_Text extract:_
▽

Book Review | Amazing Spider-Man By Nick Spencer Vol. 11 | Nick Spencer

Book Review | Amazing Spider-Man By Nick Spencer Vol. 11 | Nick Spencer

July 13, 2021 0 By Tasnima Yasmin

A sequel to One More Day (2007), the plot of Last Remains (2020) stars superhero Spider-Man pitted against a new rival, Kindred, the demonic animated corpse of Harry Lyman who is Spiderman’s best friend and alter ego. While the aesthetics of the issue is praiseworthy, writer Nick Spencer goes discreetly overboard with sensational turning points in an otherwise action-packed plotline.

△

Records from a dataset
▽

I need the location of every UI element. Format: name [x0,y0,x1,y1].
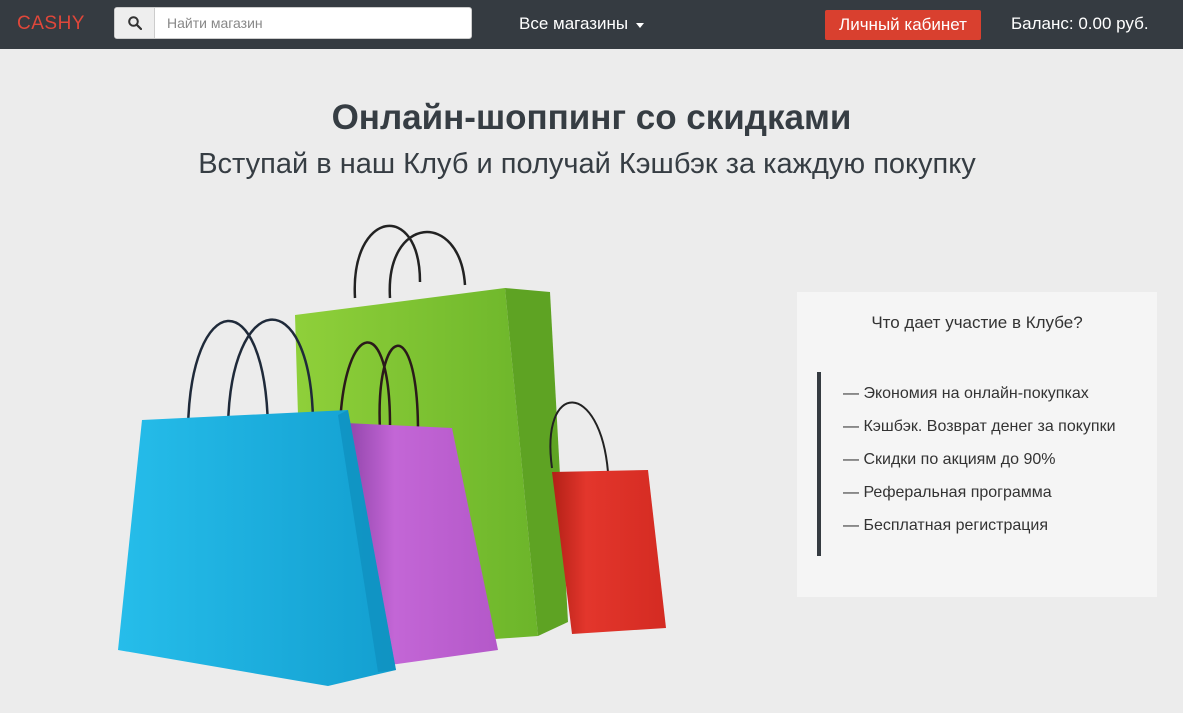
club-card-title: Что дает участие в Клубе? [871,313,1083,332]
benefit-item: — Скидки по акциям до 90% [843,451,1056,468]
search-input[interactable] [155,8,471,38]
benefit-item: — Реферальная программа [843,484,1052,501]
logo-link[interactable]: CASHY [17,13,85,35]
benefit-item: — Кэшбэк. Возврат денег за покупки [843,418,1116,435]
top-navbar: CASHY Все магазины Личный кабинет Баланс… [0,0,1183,49]
search-button[interactable] [115,8,155,38]
store-search [114,7,472,39]
shopping-bags-illustration [118,224,666,686]
hero-subtitle: Вступай в наш Клуб и получай Кэшбэк за к… [198,148,976,180]
all-stores-label: Все магазины [519,14,629,33]
benefit-item: — Бесплатная регистрация [843,517,1049,534]
red-bag [549,401,666,634]
search-icon [127,16,142,30]
hero-title: Онлайн-шоппинг со скидками [331,98,852,137]
caret-down-icon [636,22,645,28]
all-stores-dropdown[interactable]: Все магазины [519,14,645,34]
personal-account-button[interactable]: Личный кабинет [825,10,981,40]
balance-text: Баланс: 0.00 руб. [1011,14,1149,33]
club-benefits-card: Что дает участие в Клубе? — Экономия на … [797,292,1157,597]
benefit-item: — Экономия на онлайн-покупках [843,385,1089,402]
benefits-list: — Экономия на онлайн-покупках — Кэшбэк. … [817,372,1147,556]
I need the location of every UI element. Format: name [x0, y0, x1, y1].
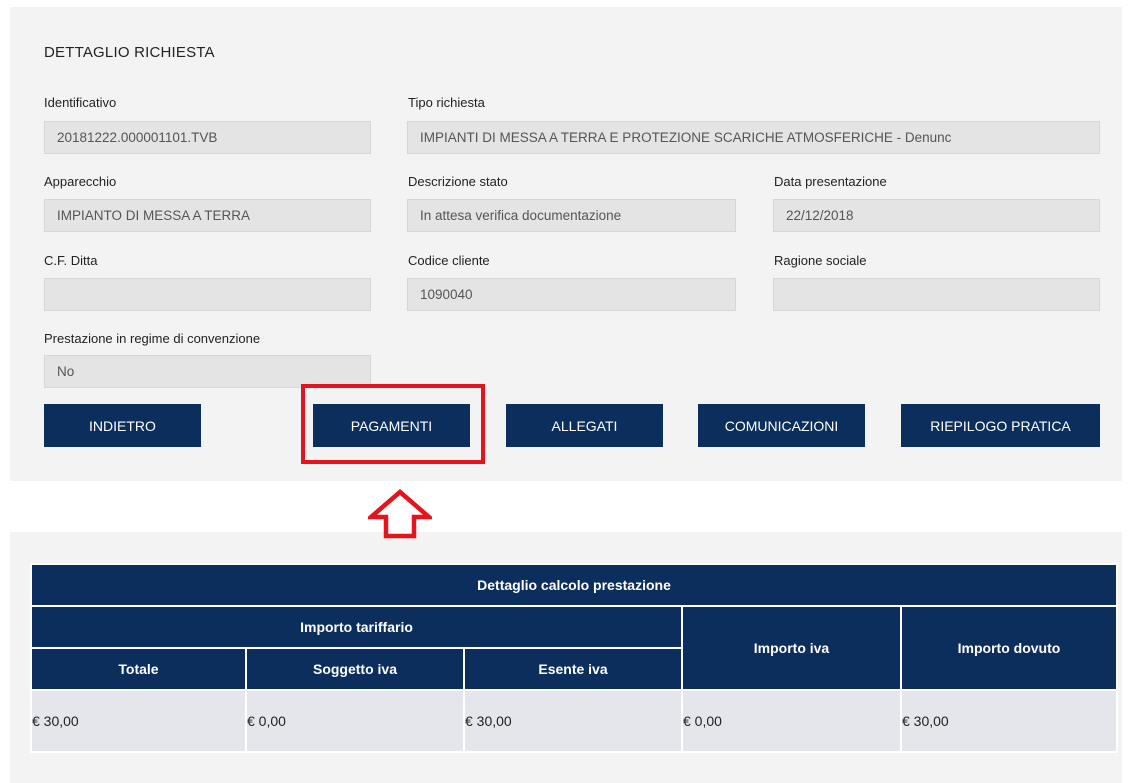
calculation-table: Dettaglio calcolo prestazione Importo ta…	[29, 563, 1119, 753]
data-presentazione-label: Data presentazione	[774, 174, 887, 189]
tipo-richiesta-label: Tipo richiesta	[408, 95, 485, 110]
section-title: DETTAGLIO RICHIESTA	[44, 44, 215, 61]
ragione-sociale-label: Ragione sociale	[774, 253, 867, 268]
apparecchio-label: Apparecchio	[44, 174, 117, 189]
codice-cliente-field[interactable]: 1090040	[407, 278, 736, 311]
up-arrow-icon	[368, 489, 432, 539]
table-row: € 30,00 € 0,00 € 30,00 € 0,00 € 30,00	[30, 689, 1119, 753]
descrizione-stato-field[interactable]: In attesa verifica documentazione	[407, 199, 736, 232]
soggetto-iva-cell: € 0,00	[245, 689, 465, 753]
totale-header: Totale	[30, 647, 247, 691]
cf-ditta-field[interactable]	[44, 278, 371, 311]
codice-cliente-label: Codice cliente	[408, 253, 490, 268]
highlight-box	[301, 384, 485, 464]
totale-cell: € 30,00	[30, 689, 247, 753]
importo-dovuto-cell: € 30,00	[899, 689, 1119, 753]
identificativo-field[interactable]: 20181222.000001101.TVB	[44, 121, 371, 154]
importo-tariffario-header: Importo tariffario	[30, 605, 683, 649]
allegati-button[interactable]: ALLEGATI	[506, 404, 663, 447]
data-presentazione-field[interactable]: 22/12/2018	[773, 199, 1100, 232]
identificativo-label: Identificativo	[44, 95, 117, 110]
prestazione-convenzione-label: Prestazione in regime di convenzione	[44, 331, 261, 346]
esente-iva-cell: € 30,00	[463, 689, 683, 753]
table-title: Dettaglio calcolo prestazione	[29, 563, 1119, 607]
ragione-sociale-field[interactable]	[773, 278, 1100, 311]
importo-iva-header: Importo iva	[681, 605, 902, 691]
indietro-button[interactable]: INDIETRO	[44, 404, 201, 447]
soggetto-iva-header: Soggetto iva	[245, 647, 465, 691]
riepilogo-pratica-button[interactable]: RIEPILOGO PRATICA	[901, 404, 1100, 447]
importo-iva-cell: € 0,00	[681, 689, 902, 753]
tipo-richiesta-field[interactable]: IMPIANTI DI MESSA A TERRA E PROTEZIONE S…	[407, 121, 1100, 154]
comunicazioni-button[interactable]: COMUNICAZIONI	[698, 404, 865, 447]
esente-iva-header: Esente iva	[463, 647, 683, 691]
descrizione-stato-label: Descrizione stato	[408, 174, 508, 189]
apparecchio-field[interactable]: IMPIANTO DI MESSA A TERRA	[44, 199, 371, 232]
cf-ditta-label: C.F. Ditta	[44, 253, 98, 268]
importo-dovuto-header: Importo dovuto	[899, 605, 1119, 691]
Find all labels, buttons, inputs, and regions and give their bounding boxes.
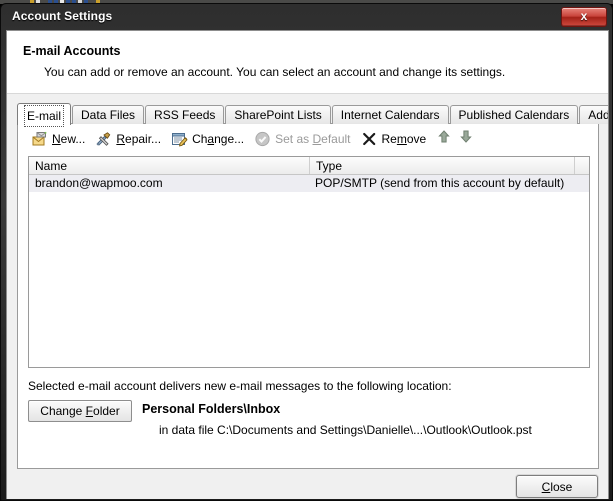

△

_Exercise directions:_ From the book review above, reproduce verbatim the passage that opens with the words containing "July 13, 2021" and closes with "otherwise action-packed plotline.".

_Solved exercise:_
July 13, 2021 0 By Tasnima Yasmin

A sequel to One More Day (2007), the plot of Last Remains (2020) stars superhero Spider-Man pitted against a new rival, Kindred, the demonic animated corpse of Harry Lyman who is Spiderman’s best friend and alter ego. While the aesthetics of the issue is praiseworthy, writer Nick Spencer goes discreetly overboard with sensational turning points in an otherwise action-packed plotline.